→ **AIM**: State the number of lines with the string "توتة" in them, and nothing else.
[BEGIN]
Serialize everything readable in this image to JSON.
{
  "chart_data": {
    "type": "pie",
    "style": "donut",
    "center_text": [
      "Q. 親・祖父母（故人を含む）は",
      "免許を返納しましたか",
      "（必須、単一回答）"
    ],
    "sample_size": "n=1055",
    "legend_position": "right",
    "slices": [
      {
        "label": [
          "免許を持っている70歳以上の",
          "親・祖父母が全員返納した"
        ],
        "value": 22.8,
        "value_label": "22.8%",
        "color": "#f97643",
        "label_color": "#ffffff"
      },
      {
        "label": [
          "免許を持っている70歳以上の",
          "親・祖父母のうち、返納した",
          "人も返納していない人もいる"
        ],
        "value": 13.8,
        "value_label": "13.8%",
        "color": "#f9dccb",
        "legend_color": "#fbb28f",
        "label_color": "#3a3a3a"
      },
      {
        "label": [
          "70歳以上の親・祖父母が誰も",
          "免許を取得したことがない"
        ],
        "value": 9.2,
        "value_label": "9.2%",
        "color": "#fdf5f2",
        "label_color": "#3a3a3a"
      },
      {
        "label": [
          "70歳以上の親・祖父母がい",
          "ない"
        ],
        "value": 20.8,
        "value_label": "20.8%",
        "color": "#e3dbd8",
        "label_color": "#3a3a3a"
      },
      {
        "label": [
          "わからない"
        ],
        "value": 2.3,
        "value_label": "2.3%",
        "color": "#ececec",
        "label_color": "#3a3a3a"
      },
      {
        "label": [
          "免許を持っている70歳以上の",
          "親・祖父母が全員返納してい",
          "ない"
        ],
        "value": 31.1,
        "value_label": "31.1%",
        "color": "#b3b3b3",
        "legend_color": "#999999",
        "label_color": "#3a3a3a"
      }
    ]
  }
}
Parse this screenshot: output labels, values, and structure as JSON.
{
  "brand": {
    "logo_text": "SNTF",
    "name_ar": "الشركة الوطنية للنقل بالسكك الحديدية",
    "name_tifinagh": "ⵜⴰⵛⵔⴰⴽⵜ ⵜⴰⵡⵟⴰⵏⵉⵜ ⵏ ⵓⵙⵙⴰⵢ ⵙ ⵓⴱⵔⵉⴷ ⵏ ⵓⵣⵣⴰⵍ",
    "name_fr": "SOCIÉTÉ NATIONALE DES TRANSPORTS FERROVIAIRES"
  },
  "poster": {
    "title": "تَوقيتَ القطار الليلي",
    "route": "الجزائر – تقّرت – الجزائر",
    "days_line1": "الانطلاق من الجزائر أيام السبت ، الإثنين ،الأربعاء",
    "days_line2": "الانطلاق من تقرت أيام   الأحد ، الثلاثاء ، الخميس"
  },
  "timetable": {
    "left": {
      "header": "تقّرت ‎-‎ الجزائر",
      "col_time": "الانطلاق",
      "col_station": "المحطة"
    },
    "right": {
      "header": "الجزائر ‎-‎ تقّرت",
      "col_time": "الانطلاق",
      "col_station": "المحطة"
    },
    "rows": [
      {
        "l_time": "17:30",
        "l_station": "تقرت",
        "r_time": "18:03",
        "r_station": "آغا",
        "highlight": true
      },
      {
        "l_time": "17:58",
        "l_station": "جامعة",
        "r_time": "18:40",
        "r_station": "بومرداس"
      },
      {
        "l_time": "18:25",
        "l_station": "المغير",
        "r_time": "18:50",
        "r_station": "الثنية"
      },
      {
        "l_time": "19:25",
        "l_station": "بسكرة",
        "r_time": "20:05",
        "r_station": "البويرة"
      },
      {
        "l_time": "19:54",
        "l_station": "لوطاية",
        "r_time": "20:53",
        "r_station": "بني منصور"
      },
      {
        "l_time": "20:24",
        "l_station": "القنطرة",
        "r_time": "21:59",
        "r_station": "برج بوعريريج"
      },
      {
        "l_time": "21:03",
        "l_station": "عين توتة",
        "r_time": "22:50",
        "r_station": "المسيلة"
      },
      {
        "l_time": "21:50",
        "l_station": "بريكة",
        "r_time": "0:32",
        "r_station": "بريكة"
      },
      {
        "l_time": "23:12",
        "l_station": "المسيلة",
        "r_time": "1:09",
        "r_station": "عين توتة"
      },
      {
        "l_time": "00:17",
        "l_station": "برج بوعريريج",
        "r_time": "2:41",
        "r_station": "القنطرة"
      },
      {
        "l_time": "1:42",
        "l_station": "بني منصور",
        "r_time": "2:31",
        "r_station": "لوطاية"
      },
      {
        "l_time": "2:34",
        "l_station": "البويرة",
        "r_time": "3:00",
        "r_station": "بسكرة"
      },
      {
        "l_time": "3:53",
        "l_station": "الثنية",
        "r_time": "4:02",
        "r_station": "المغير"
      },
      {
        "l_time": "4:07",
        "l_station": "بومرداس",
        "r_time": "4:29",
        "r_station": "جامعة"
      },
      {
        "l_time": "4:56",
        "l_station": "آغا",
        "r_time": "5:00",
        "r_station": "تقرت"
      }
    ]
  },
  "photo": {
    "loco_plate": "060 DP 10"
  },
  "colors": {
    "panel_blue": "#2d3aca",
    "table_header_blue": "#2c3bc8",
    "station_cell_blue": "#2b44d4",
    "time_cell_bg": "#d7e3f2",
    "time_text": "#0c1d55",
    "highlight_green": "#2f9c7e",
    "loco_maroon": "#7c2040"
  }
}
[END]
→ **COMPLETE OUTPUT**: 2